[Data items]
+===+

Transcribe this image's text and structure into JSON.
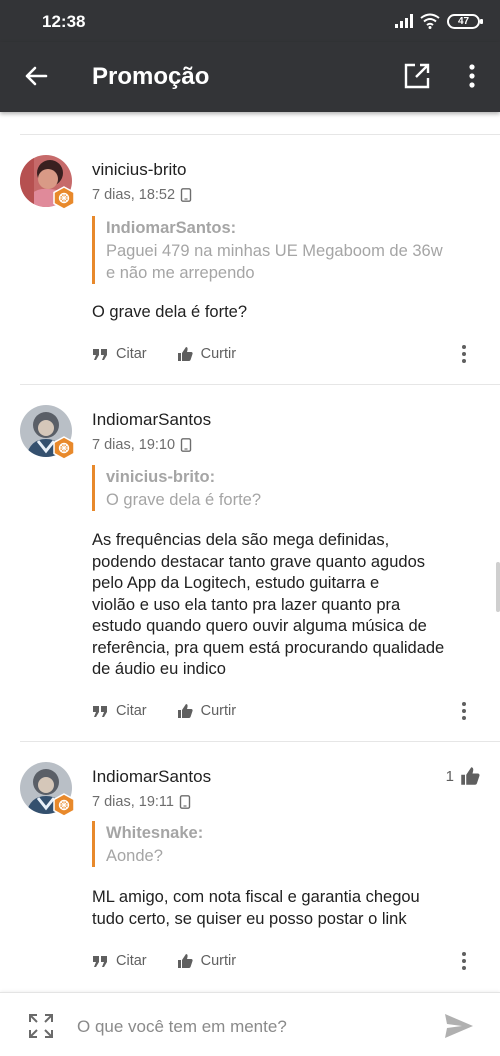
{
  "status_bar": {
    "time": "12:38",
    "battery": "47"
  },
  "app_bar": {
    "title": "Promoção"
  },
  "actions": {
    "quote_label": "Citar",
    "like_label": "Curtir"
  },
  "posts": [
    {
      "author": "vinicius-brito",
      "timestamp": "7 dias, 18:52",
      "quote_author": "IndiomarSantos:",
      "quote_lines": [
        "Paguei 479 na minhas UE Megaboom de 36w",
        "e não me arrependo"
      ],
      "body_lines": [
        "O grave dela é forte?"
      ],
      "likes": ""
    },
    {
      "author": "IndiomarSantos",
      "timestamp": "7 dias, 19:10",
      "quote_author": "vinicius-brito:",
      "quote_lines": [
        "O grave dela é forte?"
      ],
      "body_lines": [
        "As frequências dela são mega definidas,",
        "podendo destacar tanto grave quanto agudos",
        "pelo App da Logitech, estudo guitarra e",
        "violão e uso ela tanto pra lazer quanto pra",
        "estudo quando quero ouvir alguma música de",
        "referência, pra quem está procurando qualidade",
        "de áudio eu indico"
      ],
      "likes": ""
    },
    {
      "author": "IndiomarSantos",
      "timestamp": "7 dias, 19:11",
      "quote_author": "Whitesnake:",
      "quote_lines": [
        "Aonde?"
      ],
      "body_lines": [
        "ML amigo, com nota fiscal e garantia chegou",
        "tudo certo, se quiser eu posso postar o link"
      ],
      "likes": "1"
    }
  ],
  "composer": {
    "placeholder": "O que você tem em mente?"
  },
  "colors": {
    "app_bar": "#333437",
    "quote_accent": "#e8892b",
    "badge": "#e8892b"
  }
}
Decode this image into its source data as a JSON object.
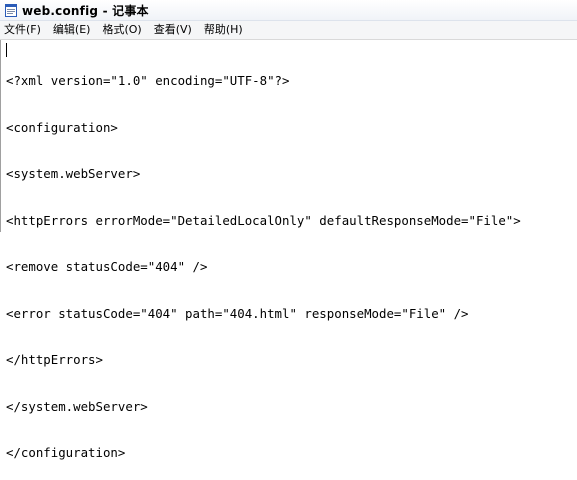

+===+

WHAT YOU NEED TO DO:
Omitting all images, retype each line of the records precisely.

EXERCISE RESULT:
Transcribe this image's text and structure into JSON.
{
  "status_bar": {
    "time": "12:38",
    "battery": "47"
  },
  "app_bar": {
    "title": "Promoção"
  },
  "actions": {
    "quote_label": "Citar",
    "like_label": "Curtir"
  },
  "posts": [
    {
      "author": "vinicius-brito",
      "timestamp": "7 dias, 18:52",
      "quote_author": "IndiomarSantos:",
      "quote_lines": [
        "Paguei 479 na minhas UE Megaboom de 36w",
        "e não me arrependo"
      ],
      "body_lines": [
        "O grave dela é forte?"
      ],
      "likes": ""
    },
    {
      "author": "IndiomarSantos",
      "timestamp": "7 dias, 19:10",
      "quote_author": "vinicius-brito:",
      "quote_lines": [
        "O grave dela é forte?"
      ],
      "body_lines": [
        "As frequências dela são mega definidas,",
        "podendo destacar tanto grave quanto agudos",
        "pelo App da Logitech, estudo guitarra e",
        "violão e uso ela tanto pra lazer quanto pra",
        "estudo quando quero ouvir alguma música de",
        "referência, pra quem está procurando qualidade",
        "de áudio eu indico"
      ],
      "likes": ""
    },
    {
      "author": "IndiomarSantos",
      "timestamp": "7 dias, 19:11",
      "quote_author": "Whitesnake:",
      "quote_lines": [
        "Aonde?"
      ],
      "body_lines": [
        "ML amigo, com nota fiscal e garantia chegou",
        "tudo certo, se quiser eu posso postar o link"
      ],
      "likes": "1"
    }
  ],
  "composer": {
    "placeholder": "O que você tem em mente?"
  },
  "colors": {
    "app_bar": "#333437",
    "quote_accent": "#e8892b",
    "badge": "#e8892b"
  }
}
Decode this image into its source data as a JSON object.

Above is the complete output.